> INFORMATION PROVIDED:

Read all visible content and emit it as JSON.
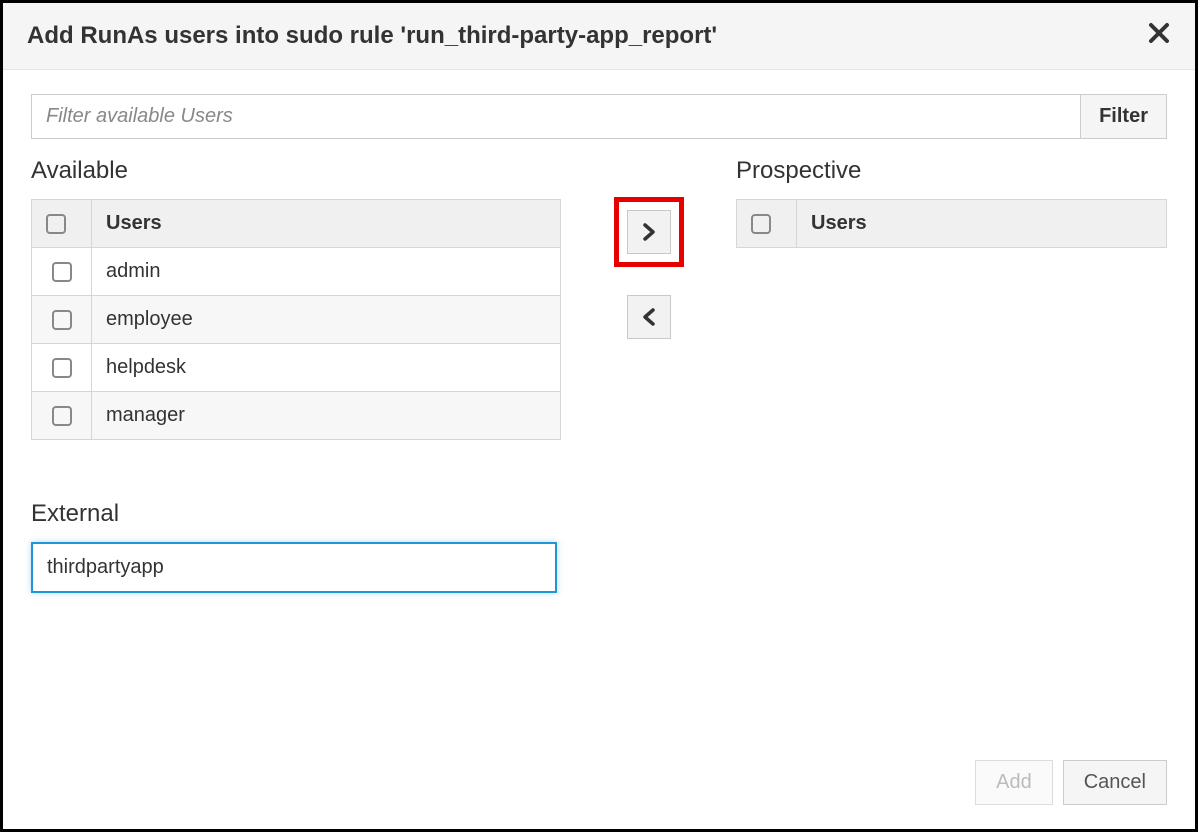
{
  "dialog": {
    "title": "Add RunAs users into sudo rule 'run_third-party-app_report'"
  },
  "filter": {
    "placeholder": "Filter available Users",
    "button_label": "Filter"
  },
  "available": {
    "title": "Available",
    "column_header": "Users",
    "rows": [
      "admin",
      "employee",
      "helpdesk",
      "manager"
    ]
  },
  "prospective": {
    "title": "Prospective",
    "column_header": "Users",
    "rows": []
  },
  "external": {
    "title": "External",
    "value": "thirdpartyapp"
  },
  "footer": {
    "add_label": "Add",
    "cancel_label": "Cancel"
  }
}
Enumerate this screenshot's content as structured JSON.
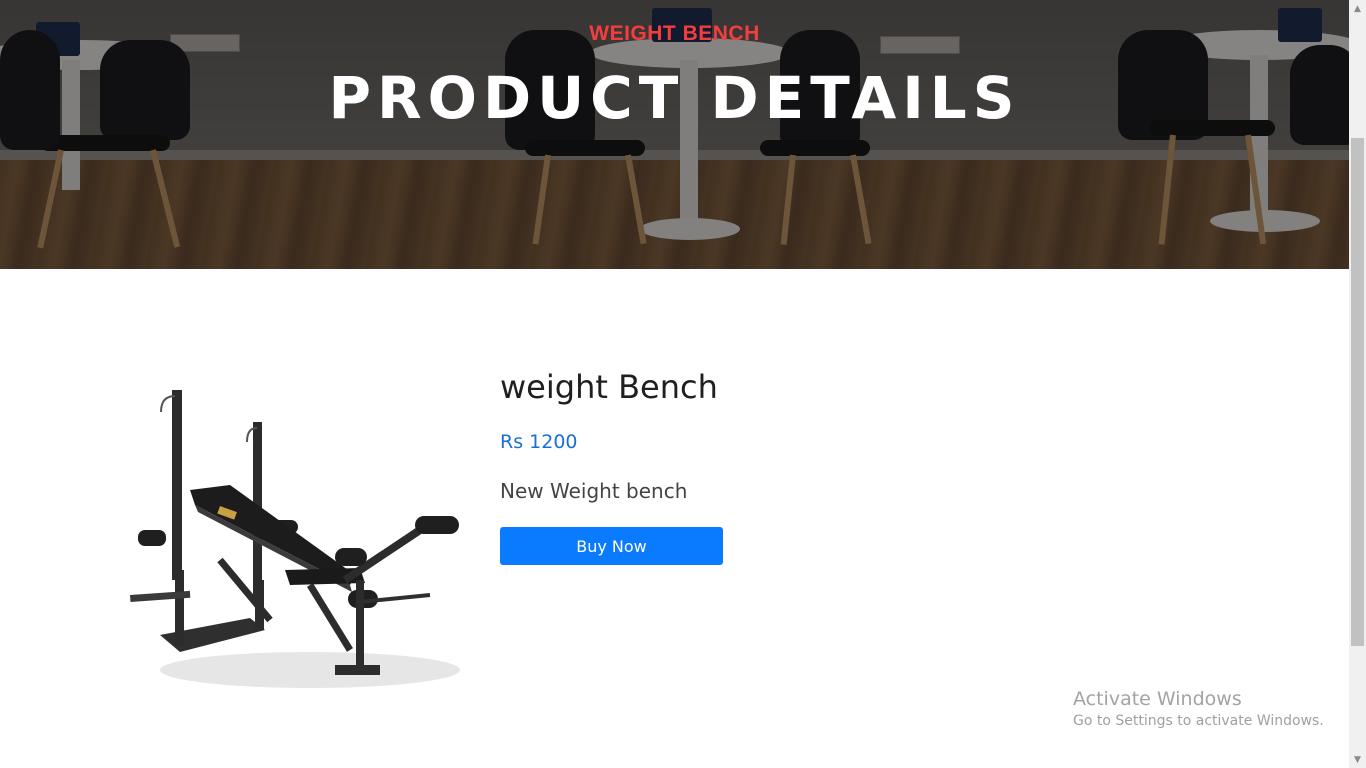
{
  "hero": {
    "subtitle": "WEIGHT BENCH",
    "title": "PRODUCT DETAILS"
  },
  "product": {
    "name": "weight Bench",
    "price": "Rs 1200",
    "description": "New Weight bench",
    "buy_label": "Buy Now",
    "image_icon": "weight-bench-image"
  },
  "watermark": {
    "title": "Activate Windows",
    "subtitle": "Go to Settings to activate Windows."
  },
  "colors": {
    "accent_red": "#f53d3d",
    "price_blue": "#1a6fd6",
    "button_blue": "#0a7bff"
  }
}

> REQUIRED WORK: Output an exact copy of the material, with the pictures removed.

> ANSWER BELOW:
Read all visible content and emit it as JSON.
{
  "dialog": {
    "title": "Add RunAs users into sudo rule 'run_third-party-app_report'"
  },
  "filter": {
    "placeholder": "Filter available Users",
    "button_label": "Filter"
  },
  "available": {
    "title": "Available",
    "column_header": "Users",
    "rows": [
      "admin",
      "employee",
      "helpdesk",
      "manager"
    ]
  },
  "prospective": {
    "title": "Prospective",
    "column_header": "Users",
    "rows": []
  },
  "external": {
    "title": "External",
    "value": "thirdpartyapp"
  },
  "footer": {
    "add_label": "Add",
    "cancel_label": "Cancel"
  }
}
Enumerate this screenshot's content as structured JSON.
{
  "hero": {
    "subtitle": "WEIGHT BENCH",
    "title": "PRODUCT DETAILS"
  },
  "product": {
    "name": "weight Bench",
    "price": "Rs 1200",
    "description": "New Weight bench",
    "buy_label": "Buy Now",
    "image_icon": "weight-bench-image"
  },
  "watermark": {
    "title": "Activate Windows",
    "subtitle": "Go to Settings to activate Windows."
  },
  "colors": {
    "accent_red": "#f53d3d",
    "price_blue": "#1a6fd6",
    "button_blue": "#0a7bff"
  }
}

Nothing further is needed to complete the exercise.